==== Data supplied ====

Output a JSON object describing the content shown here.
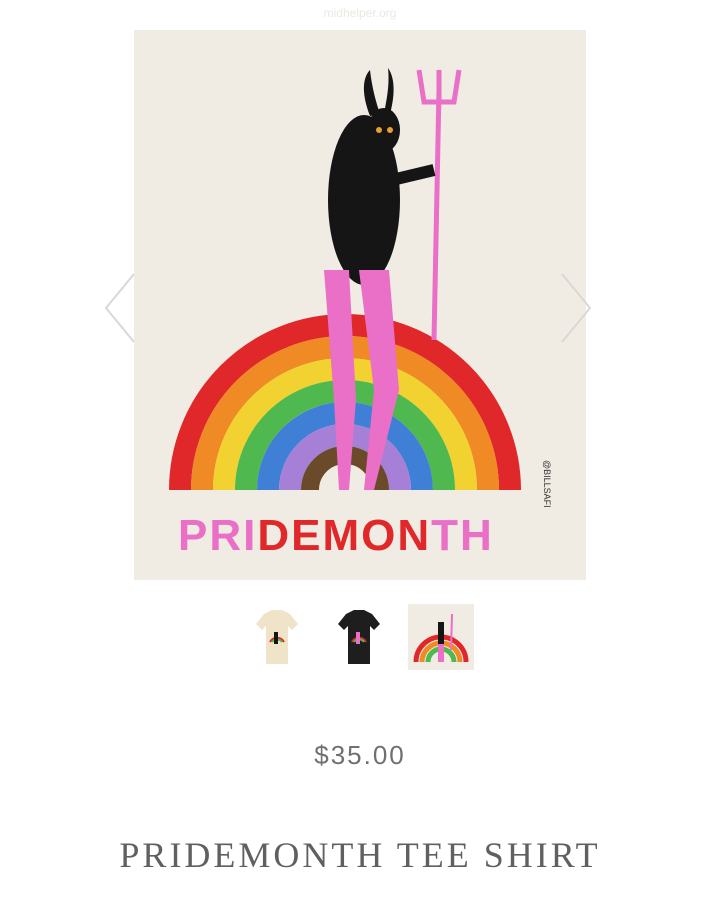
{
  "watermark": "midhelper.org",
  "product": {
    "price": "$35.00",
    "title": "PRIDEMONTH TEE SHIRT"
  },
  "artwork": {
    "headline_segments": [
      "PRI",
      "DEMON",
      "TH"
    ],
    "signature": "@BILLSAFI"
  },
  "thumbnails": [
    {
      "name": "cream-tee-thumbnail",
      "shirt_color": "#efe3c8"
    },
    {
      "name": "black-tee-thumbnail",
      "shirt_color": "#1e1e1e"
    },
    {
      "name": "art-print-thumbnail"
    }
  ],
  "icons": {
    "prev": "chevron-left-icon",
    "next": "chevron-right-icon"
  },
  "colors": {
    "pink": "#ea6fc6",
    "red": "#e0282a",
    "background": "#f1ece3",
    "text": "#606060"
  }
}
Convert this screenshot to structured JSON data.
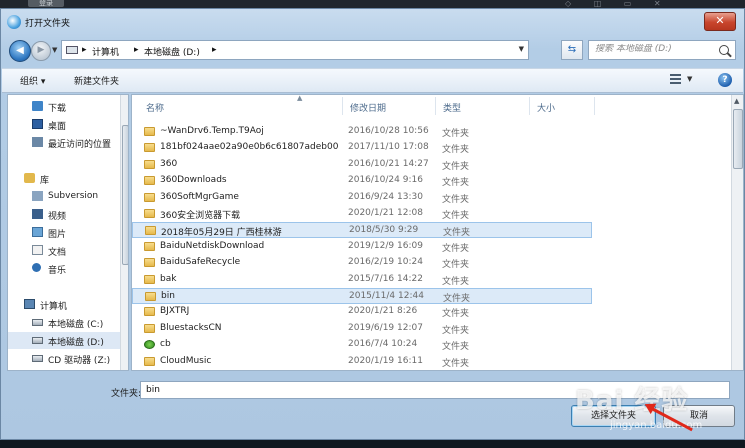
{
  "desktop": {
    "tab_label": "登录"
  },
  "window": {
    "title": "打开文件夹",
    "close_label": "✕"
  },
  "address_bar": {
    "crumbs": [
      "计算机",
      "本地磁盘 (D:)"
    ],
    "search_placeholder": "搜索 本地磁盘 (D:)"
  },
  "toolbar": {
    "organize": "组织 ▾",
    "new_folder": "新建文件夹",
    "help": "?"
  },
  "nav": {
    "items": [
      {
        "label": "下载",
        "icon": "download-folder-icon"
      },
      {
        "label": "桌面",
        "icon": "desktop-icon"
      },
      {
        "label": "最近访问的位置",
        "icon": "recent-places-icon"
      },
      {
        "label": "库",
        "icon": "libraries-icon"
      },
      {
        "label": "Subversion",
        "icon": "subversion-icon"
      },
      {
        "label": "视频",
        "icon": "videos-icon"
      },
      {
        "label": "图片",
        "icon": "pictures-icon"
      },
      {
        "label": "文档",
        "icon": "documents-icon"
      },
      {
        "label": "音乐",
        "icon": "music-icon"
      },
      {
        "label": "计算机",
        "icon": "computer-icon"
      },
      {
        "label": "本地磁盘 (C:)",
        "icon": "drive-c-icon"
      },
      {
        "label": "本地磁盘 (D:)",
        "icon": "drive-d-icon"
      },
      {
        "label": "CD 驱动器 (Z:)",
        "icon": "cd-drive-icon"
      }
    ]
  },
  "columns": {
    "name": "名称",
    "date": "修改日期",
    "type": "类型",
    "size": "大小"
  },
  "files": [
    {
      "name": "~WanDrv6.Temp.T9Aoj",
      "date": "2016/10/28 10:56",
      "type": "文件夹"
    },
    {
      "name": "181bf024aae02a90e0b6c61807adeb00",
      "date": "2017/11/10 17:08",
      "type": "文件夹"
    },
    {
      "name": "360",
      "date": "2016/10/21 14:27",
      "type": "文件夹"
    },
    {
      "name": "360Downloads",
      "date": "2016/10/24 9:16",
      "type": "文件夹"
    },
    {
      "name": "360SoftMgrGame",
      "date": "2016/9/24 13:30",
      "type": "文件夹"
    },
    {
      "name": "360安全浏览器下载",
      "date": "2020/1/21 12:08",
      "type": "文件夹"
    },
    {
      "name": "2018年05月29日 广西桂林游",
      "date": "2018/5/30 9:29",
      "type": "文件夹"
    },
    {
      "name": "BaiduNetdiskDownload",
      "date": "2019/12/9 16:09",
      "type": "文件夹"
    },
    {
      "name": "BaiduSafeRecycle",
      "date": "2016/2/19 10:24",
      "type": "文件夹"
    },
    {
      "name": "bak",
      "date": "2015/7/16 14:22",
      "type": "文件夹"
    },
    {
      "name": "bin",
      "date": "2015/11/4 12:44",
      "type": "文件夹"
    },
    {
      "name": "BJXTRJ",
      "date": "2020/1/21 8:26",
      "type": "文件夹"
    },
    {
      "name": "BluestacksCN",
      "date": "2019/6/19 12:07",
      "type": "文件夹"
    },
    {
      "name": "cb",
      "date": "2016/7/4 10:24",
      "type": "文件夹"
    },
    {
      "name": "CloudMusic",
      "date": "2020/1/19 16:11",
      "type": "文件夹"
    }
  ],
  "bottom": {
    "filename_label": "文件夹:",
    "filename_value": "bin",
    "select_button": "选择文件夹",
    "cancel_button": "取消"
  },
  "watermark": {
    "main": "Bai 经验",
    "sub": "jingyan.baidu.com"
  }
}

====

→ Work instructions:
Output the entries above exactly. Drop the pictures.

→ The answer:
Output a JSON object describing the content shown here.
{
  "watermark": "midhelper.org",
  "product": {
    "price": "$35.00",
    "title": "PRIDEMONTH TEE SHIRT"
  },
  "artwork": {
    "headline_segments": [
      "PRI",
      "DEMON",
      "TH"
    ],
    "signature": "@BILLSAFI"
  },
  "thumbnails": [
    {
      "name": "cream-tee-thumbnail",
      "shirt_color": "#efe3c8"
    },
    {
      "name": "black-tee-thumbnail",
      "shirt_color": "#1e1e1e"
    },
    {
      "name": "art-print-thumbnail"
    }
  ],
  "icons": {
    "prev": "chevron-left-icon",
    "next": "chevron-right-icon"
  },
  "colors": {
    "pink": "#ea6fc6",
    "red": "#e0282a",
    "background": "#f1ece3",
    "text": "#606060"
  }
}
Convert this screenshot to structured JSON data.
{
  "desktop": {
    "tab_label": "登录"
  },
  "window": {
    "title": "打开文件夹",
    "close_label": "✕"
  },
  "address_bar": {
    "crumbs": [
      "计算机",
      "本地磁盘 (D:)"
    ],
    "search_placeholder": "搜索 本地磁盘 (D:)"
  },
  "toolbar": {
    "organize": "组织 ▾",
    "new_folder": "新建文件夹",
    "help": "?"
  },
  "nav": {
    "items": [
      {
        "label": "下载",
        "icon": "download-folder-icon"
      },
      {
        "label": "桌面",
        "icon": "desktop-icon"
      },
      {
        "label": "最近访问的位置",
        "icon": "recent-places-icon"
      },
      {
        "label": "库",
        "icon": "libraries-icon"
      },
      {
        "label": "Subversion",
        "icon": "subversion-icon"
      },
      {
        "label": "视频",
        "icon": "videos-icon"
      },
      {
        "label": "图片",
        "icon": "pictures-icon"
      },
      {
        "label": "文档",
        "icon": "documents-icon"
      },
      {
        "label": "音乐",
        "icon": "music-icon"
      },
      {
        "label": "计算机",
        "icon": "computer-icon"
      },
      {
        "label": "本地磁盘 (C:)",
        "icon": "drive-c-icon"
      },
      {
        "label": "本地磁盘 (D:)",
        "icon": "drive-d-icon"
      },
      {
        "label": "CD 驱动器 (Z:)",
        "icon": "cd-drive-icon"
      }
    ]
  },
  "columns": {
    "name": "名称",
    "date": "修改日期",
    "type": "类型",
    "size": "大小"
  },
  "files": [
    {
      "name": "~WanDrv6.Temp.T9Aoj",
      "date": "2016/10/28 10:56",
      "type": "文件夹"
    },
    {
      "name": "181bf024aae02a90e0b6c61807adeb00",
      "date": "2017/11/10 17:08",
      "type": "文件夹"
    },
    {
      "name": "360",
      "date": "2016/10/21 14:27",
      "type": "文件夹"
    },
    {
      "name": "360Downloads",
      "date": "2016/10/24 9:16",
      "type": "文件夹"
    },
    {
      "name": "360SoftMgrGame",
      "date": "2016/9/24 13:30",
      "type": "文件夹"
    },
    {
      "name": "360安全浏览器下载",
      "date": "2020/1/21 12:08",
      "type": "文件夹"
    },
    {
      "name": "2018年05月29日 广西桂林游",
      "date": "2018/5/30 9:29",
      "type": "文件夹"
    },
    {
      "name": "BaiduNetdiskDownload",
      "date": "2019/12/9 16:09",
      "type": "文件夹"
    },
    {
      "name": "BaiduSafeRecycle",
      "date": "2016/2/19 10:24",
      "type": "文件夹"
    },
    {
      "name": "bak",
      "date": "2015/7/16 14:22",
      "type": "文件夹"
    },
    {
      "name": "bin",
      "date": "2015/11/4 12:44",
      "type": "文件夹"
    },
    {
      "name": "BJXTRJ",
      "date": "2020/1/21 8:26",
      "type": "文件夹"
    },
    {
      "name": "BluestacksCN",
      "date": "2019/6/19 12:07",
      "type": "文件夹"
    },
    {
      "name": "cb",
      "date": "2016/7/4 10:24",
      "type": "文件夹"
    },
    {
      "name": "CloudMusic",
      "date": "2020/1/19 16:11",
      "type": "文件夹"
    }
  ],
  "bottom": {
    "filename_label": "文件夹:",
    "filename_value": "bin",
    "select_button": "选择文件夹",
    "cancel_button": "取消"
  },
  "watermark": {
    "main": "Bai 经验",
    "sub": "jingyan.baidu.com"
  }
}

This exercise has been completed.